Goal: Locate each line with the string "capital" in the listing below and copy it.

Working data:
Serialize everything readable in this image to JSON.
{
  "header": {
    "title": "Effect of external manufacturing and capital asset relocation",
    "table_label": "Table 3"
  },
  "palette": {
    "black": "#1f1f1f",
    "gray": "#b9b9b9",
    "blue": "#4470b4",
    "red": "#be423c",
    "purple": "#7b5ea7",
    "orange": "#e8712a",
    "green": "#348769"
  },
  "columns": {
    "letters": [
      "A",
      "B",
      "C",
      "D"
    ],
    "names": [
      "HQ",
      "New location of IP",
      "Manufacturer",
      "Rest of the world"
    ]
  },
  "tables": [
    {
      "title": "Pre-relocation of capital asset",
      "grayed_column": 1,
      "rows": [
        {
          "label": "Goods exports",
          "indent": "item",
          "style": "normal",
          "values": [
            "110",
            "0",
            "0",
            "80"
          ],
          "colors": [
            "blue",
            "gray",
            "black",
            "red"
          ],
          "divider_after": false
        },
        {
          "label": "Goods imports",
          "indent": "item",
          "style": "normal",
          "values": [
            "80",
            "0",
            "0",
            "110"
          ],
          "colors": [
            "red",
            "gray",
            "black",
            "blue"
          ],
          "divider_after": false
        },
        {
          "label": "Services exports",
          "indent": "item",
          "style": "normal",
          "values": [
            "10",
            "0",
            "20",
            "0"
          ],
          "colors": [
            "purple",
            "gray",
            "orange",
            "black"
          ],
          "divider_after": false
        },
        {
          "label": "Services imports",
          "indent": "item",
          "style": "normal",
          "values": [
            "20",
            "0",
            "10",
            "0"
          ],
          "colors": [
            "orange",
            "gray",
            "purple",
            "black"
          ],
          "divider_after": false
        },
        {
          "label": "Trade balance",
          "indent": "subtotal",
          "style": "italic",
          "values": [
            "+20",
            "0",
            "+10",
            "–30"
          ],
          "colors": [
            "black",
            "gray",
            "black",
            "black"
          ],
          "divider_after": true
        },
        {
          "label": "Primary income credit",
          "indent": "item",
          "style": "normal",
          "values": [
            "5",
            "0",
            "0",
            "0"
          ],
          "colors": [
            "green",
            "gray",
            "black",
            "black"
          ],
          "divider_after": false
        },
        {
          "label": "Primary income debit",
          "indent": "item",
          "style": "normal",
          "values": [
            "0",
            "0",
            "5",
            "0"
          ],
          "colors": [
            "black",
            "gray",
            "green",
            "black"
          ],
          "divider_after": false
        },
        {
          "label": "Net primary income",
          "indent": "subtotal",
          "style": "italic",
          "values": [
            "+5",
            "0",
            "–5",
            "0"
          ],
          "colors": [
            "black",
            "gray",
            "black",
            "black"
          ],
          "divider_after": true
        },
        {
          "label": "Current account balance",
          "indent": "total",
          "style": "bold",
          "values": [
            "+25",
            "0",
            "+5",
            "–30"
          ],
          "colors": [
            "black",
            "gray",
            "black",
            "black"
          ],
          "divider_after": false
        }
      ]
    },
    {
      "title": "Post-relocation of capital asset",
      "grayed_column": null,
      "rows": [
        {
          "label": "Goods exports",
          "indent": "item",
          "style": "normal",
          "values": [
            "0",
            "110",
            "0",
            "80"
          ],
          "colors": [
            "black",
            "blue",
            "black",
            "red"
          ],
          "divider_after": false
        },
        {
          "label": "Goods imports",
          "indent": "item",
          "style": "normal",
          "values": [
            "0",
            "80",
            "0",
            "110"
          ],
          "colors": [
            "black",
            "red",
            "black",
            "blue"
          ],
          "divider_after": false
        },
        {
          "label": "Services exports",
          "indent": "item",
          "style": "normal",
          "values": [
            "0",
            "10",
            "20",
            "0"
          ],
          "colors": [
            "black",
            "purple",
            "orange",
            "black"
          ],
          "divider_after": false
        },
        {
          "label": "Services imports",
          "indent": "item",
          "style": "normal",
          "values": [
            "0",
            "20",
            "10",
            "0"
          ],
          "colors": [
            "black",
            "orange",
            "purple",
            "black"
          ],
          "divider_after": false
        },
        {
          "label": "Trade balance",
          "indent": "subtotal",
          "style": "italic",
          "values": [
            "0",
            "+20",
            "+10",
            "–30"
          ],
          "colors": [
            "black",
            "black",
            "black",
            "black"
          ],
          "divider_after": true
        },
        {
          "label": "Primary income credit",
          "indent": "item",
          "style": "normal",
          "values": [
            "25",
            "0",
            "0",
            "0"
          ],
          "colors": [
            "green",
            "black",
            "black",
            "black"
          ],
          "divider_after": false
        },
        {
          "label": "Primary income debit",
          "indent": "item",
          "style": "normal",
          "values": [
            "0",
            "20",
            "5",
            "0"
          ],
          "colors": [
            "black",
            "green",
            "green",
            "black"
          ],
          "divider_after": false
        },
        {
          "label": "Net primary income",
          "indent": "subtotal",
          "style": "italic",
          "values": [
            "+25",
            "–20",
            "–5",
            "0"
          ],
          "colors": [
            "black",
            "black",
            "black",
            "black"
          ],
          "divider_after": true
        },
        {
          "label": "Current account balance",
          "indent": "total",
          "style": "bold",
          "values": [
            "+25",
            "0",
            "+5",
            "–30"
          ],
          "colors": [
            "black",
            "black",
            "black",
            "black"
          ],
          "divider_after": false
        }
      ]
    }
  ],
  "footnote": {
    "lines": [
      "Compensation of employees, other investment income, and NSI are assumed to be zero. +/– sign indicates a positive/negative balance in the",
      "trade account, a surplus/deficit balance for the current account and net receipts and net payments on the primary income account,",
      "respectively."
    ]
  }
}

In response:
    "title": "Effect of external manufacturing and capital asset relocation",
      "title": "Pre-relocation of capital asset",
      "title": "Post-relocation of capital asset",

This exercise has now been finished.